Directions for this task - Reproduce the listing below line for line, changing nothing.

Records from a data source
────────────────────
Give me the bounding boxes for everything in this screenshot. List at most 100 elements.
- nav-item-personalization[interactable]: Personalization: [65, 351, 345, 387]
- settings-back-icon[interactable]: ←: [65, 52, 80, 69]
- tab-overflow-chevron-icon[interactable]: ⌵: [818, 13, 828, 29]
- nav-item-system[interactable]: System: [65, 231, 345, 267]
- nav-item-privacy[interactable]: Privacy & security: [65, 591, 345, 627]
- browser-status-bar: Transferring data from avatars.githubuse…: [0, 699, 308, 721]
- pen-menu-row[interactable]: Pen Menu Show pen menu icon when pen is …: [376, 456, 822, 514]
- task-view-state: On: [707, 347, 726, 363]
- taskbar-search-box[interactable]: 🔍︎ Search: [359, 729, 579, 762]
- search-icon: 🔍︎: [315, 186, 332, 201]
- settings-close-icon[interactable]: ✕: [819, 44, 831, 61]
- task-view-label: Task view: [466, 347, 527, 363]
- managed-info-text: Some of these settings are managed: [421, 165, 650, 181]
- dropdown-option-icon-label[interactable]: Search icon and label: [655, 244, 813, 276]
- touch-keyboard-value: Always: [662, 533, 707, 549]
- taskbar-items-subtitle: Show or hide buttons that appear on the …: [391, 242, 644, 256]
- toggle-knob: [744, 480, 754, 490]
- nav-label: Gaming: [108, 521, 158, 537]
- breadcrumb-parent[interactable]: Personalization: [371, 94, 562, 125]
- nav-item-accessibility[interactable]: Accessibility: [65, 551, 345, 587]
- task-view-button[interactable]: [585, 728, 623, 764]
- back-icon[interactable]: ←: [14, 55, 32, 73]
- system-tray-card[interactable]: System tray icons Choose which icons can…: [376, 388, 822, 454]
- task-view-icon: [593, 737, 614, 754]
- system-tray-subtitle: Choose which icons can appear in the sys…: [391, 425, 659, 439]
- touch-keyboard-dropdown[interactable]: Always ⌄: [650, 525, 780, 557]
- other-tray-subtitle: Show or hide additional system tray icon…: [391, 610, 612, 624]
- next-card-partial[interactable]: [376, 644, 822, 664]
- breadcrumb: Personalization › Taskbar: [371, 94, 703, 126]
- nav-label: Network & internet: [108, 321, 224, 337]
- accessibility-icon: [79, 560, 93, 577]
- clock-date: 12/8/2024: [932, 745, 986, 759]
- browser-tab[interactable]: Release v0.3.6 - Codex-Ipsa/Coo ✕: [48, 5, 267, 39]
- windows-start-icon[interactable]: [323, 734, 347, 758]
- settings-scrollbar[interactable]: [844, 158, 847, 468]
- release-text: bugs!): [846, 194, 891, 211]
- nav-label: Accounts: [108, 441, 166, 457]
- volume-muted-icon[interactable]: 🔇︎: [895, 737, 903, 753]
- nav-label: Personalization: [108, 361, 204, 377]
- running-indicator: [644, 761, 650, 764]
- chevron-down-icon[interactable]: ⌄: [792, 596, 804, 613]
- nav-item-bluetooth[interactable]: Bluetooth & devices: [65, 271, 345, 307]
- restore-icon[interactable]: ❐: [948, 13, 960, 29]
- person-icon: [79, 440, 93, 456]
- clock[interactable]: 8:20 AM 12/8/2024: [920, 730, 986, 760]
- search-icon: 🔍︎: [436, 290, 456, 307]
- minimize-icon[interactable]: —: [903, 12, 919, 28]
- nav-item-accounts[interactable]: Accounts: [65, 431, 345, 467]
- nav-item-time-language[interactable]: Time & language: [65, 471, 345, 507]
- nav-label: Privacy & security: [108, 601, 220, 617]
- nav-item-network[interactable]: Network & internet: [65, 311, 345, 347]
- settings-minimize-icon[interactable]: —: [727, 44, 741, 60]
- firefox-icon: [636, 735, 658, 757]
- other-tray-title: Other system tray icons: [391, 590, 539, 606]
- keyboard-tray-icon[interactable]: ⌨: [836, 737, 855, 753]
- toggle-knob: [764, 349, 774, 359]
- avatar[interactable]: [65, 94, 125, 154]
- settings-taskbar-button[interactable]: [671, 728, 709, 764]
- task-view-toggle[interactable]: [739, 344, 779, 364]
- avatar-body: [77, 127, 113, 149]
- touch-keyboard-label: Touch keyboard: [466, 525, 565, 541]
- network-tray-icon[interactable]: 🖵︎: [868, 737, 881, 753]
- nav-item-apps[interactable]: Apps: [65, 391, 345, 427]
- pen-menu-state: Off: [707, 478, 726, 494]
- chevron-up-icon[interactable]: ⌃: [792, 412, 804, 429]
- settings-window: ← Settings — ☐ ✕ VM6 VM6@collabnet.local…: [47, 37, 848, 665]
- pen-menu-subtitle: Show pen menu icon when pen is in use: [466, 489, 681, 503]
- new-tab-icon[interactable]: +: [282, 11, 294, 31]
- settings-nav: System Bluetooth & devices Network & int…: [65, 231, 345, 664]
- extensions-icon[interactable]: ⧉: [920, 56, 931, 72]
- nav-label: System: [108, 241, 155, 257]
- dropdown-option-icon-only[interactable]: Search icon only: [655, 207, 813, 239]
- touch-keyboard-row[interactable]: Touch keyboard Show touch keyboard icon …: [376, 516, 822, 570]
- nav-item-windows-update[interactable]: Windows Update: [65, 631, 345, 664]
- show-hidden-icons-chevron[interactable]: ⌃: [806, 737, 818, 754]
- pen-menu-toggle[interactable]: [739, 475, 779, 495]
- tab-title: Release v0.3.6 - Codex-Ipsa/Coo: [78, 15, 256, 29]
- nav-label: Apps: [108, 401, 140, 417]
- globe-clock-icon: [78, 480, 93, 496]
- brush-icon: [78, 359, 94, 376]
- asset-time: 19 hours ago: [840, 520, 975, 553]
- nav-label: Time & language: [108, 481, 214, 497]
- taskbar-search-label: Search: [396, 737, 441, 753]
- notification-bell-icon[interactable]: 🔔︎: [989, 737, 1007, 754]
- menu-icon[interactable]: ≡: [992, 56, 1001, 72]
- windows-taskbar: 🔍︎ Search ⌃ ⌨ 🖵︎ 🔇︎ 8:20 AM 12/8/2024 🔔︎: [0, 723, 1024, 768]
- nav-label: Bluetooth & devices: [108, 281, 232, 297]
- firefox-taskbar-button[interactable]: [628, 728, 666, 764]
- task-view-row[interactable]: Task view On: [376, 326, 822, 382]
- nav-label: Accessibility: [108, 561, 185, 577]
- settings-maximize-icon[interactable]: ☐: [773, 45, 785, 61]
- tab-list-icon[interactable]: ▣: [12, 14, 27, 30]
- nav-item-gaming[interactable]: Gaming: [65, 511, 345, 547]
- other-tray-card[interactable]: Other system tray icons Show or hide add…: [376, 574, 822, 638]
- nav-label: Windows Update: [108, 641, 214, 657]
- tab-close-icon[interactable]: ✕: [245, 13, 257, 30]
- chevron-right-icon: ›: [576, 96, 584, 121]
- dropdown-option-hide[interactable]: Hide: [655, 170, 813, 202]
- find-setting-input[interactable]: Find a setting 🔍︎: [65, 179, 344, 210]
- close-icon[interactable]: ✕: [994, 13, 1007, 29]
────────────────────
Complete output -
Give me the bounding boxes for everything in this screenshot. List at most 100 elements.
- nav-item-personalization[interactable]: Personalization: [65, 351, 345, 387]
- settings-back-icon[interactable]: ←: [65, 52, 80, 69]
- tab-overflow-chevron-icon[interactable]: ⌵: [818, 13, 828, 29]
- nav-item-system[interactable]: System: [65, 231, 345, 267]
- nav-item-privacy[interactable]: Privacy & security: [65, 591, 345, 627]
- browser-status-bar: Transferring data from avatars.githubuse…: [0, 699, 308, 721]
- pen-menu-row[interactable]: Pen Menu Show pen menu icon when pen is …: [376, 456, 822, 514]
- task-view-state: On: [707, 347, 726, 363]
- taskbar-search-box[interactable]: 🔍︎ Search: [359, 729, 579, 762]
- search-icon: 🔍︎: [315, 186, 332, 201]
- settings-close-icon[interactable]: ✕: [819, 44, 831, 61]
- task-view-label: Task view: [466, 347, 527, 363]
- managed-info-text: Some of these settings are managed: [421, 165, 650, 181]
- dropdown-option-icon-label[interactable]: Search icon and label: [655, 244, 813, 276]
- touch-keyboard-value: Always: [662, 533, 707, 549]
- taskbar-items-subtitle: Show or hide buttons that appear on the …: [391, 242, 644, 256]
- toggle-knob: [744, 480, 754, 490]
- nav-label: Gaming: [108, 521, 158, 537]
- breadcrumb-parent[interactable]: Personalization: [371, 94, 562, 125]
- nav-item-accessibility[interactable]: Accessibility: [65, 551, 345, 587]
- task-view-button[interactable]: [585, 728, 623, 764]
- back-icon[interactable]: ←: [14, 55, 32, 73]
- system-tray-card[interactable]: System tray icons Choose which icons can…: [376, 388, 822, 454]
- task-view-icon: [593, 737, 614, 754]
- system-tray-subtitle: Choose which icons can appear in the sys…: [391, 425, 659, 439]
- touch-keyboard-dropdown[interactable]: Always ⌄: [650, 525, 780, 557]
- other-tray-subtitle: Show or hide additional system tray icon…: [391, 610, 612, 624]
- next-card-partial[interactable]: [376, 644, 822, 664]
- breadcrumb: Personalization › Taskbar: [371, 94, 703, 126]
- nav-label: Network & internet: [108, 321, 224, 337]
- accessibility-icon: [79, 560, 93, 577]
- clock-date: 12/8/2024: [932, 745, 986, 759]
- browser-tab[interactable]: Release v0.3.6 - Codex-Ipsa/Coo ✕: [48, 5, 267, 39]
- windows-start-icon[interactable]: [323, 734, 347, 758]
- settings-scrollbar[interactable]: [844, 158, 847, 468]
- release-text: bugs!): [846, 194, 891, 211]
- nav-label: Accounts: [108, 441, 166, 457]
- volume-muted-icon[interactable]: 🔇︎: [895, 737, 903, 753]
- nav-label: Personalization: [108, 361, 204, 377]
- running-indicator: [644, 761, 650, 764]
- chevron-down-icon[interactable]: ⌄: [792, 596, 804, 613]
- nav-item-bluetooth[interactable]: Bluetooth & devices: [65, 271, 345, 307]
- restore-icon[interactable]: ❐: [948, 13, 960, 29]
- person-icon: [79, 440, 93, 456]
- clock[interactable]: 8:20 AM 12/8/2024: [920, 730, 986, 760]
- search-icon: 🔍︎: [436, 290, 456, 307]
- minimize-icon[interactable]: —: [903, 12, 919, 28]
- nav-item-accounts[interactable]: Accounts: [65, 431, 345, 467]
- nav-item-time-language[interactable]: Time & language: [65, 471, 345, 507]
- nav-label: Privacy & security: [108, 601, 220, 617]
- nav-item-network[interactable]: Network & internet: [65, 311, 345, 347]
- settings-minimize-icon[interactable]: —: [727, 44, 741, 60]
- firefox-icon: [636, 735, 658, 757]
- other-tray-title: Other system tray icons: [391, 590, 539, 606]
- keyboard-tray-icon[interactable]: ⌨: [836, 737, 855, 753]
- toggle-knob: [764, 349, 774, 359]
- avatar[interactable]: [65, 94, 125, 154]
- settings-taskbar-button[interactable]: [671, 728, 709, 764]
- task-view-toggle[interactable]: [739, 344, 779, 364]
- avatar-body: [77, 127, 113, 149]
- touch-keyboard-label: Touch keyboard: [466, 525, 565, 541]
- network-tray-icon[interactable]: 🖵︎: [868, 737, 881, 753]
- nav-item-apps[interactable]: Apps: [65, 391, 345, 427]
- pen-menu-state: Off: [707, 478, 726, 494]
- chevron-up-icon[interactable]: ⌃: [792, 412, 804, 429]
- settings-window: ← Settings — ☐ ✕ VM6 VM6@collabnet.local…: [47, 37, 848, 665]
- pen-menu-subtitle: Show pen menu icon when pen is in use: [466, 489, 681, 503]
- new-tab-icon[interactable]: +: [282, 11, 294, 31]
- settings-nav: System Bluetooth & devices Network & int…: [65, 231, 345, 664]
- extensions-icon[interactable]: ⧉: [920, 56, 931, 72]
- nav-label: System: [108, 241, 155, 257]
- dropdown-option-icon-only[interactable]: Search icon only: [655, 207, 813, 239]
- touch-keyboard-row[interactable]: Touch keyboard Show touch keyboard icon …: [376, 516, 822, 570]
- nav-item-windows-update[interactable]: Windows Update: [65, 631, 345, 664]
- show-hidden-icons-chevron[interactable]: ⌃: [806, 737, 818, 754]
- pen-menu-toggle[interactable]: [739, 475, 779, 495]
- tab-title: Release v0.3.6 - Codex-Ipsa/Coo: [78, 15, 256, 29]
- nav-label: Apps: [108, 401, 140, 417]
- globe-clock-icon: [78, 480, 93, 496]
- brush-icon: [78, 359, 94, 376]
- asset-time: 19 hours ago: [840, 520, 975, 553]
- nav-label: Time & language: [108, 481, 214, 497]
- taskbar-search-label: Search: [396, 737, 441, 753]
- notification-bell-icon[interactable]: 🔔︎: [989, 737, 1007, 754]
- menu-icon[interactable]: ≡: [992, 56, 1001, 72]
- windows-taskbar: 🔍︎ Search ⌃ ⌨ 🖵︎ 🔇︎ 8:20 AM 12/8/2024 🔔︎: [0, 723, 1024, 768]
- nav-label: Bluetooth & devices: [108, 281, 232, 297]
- firefox-taskbar-button[interactable]: [628, 728, 666, 764]
- task-view-row[interactable]: Task view On: [376, 326, 822, 382]
- nav-label: Accessibility: [108, 561, 185, 577]
- settings-maximize-icon[interactable]: ☐: [773, 45, 785, 61]
- tab-list-icon[interactable]: ▣: [12, 14, 27, 30]
- nav-item-gaming[interactable]: Gaming: [65, 511, 345, 547]
- other-tray-card[interactable]: Other system tray icons Show or hide add…: [376, 574, 822, 638]
- nav-label: Windows Update: [108, 641, 214, 657]
- tab-close-icon[interactable]: ✕: [245, 13, 257, 30]
- chevron-right-icon: ›: [576, 96, 584, 121]
- dropdown-option-hide[interactable]: Hide: [655, 170, 813, 202]
- find-setting-input[interactable]: Find a setting 🔍︎: [65, 179, 344, 210]
- close-icon[interactable]: ✕: [994, 13, 1007, 29]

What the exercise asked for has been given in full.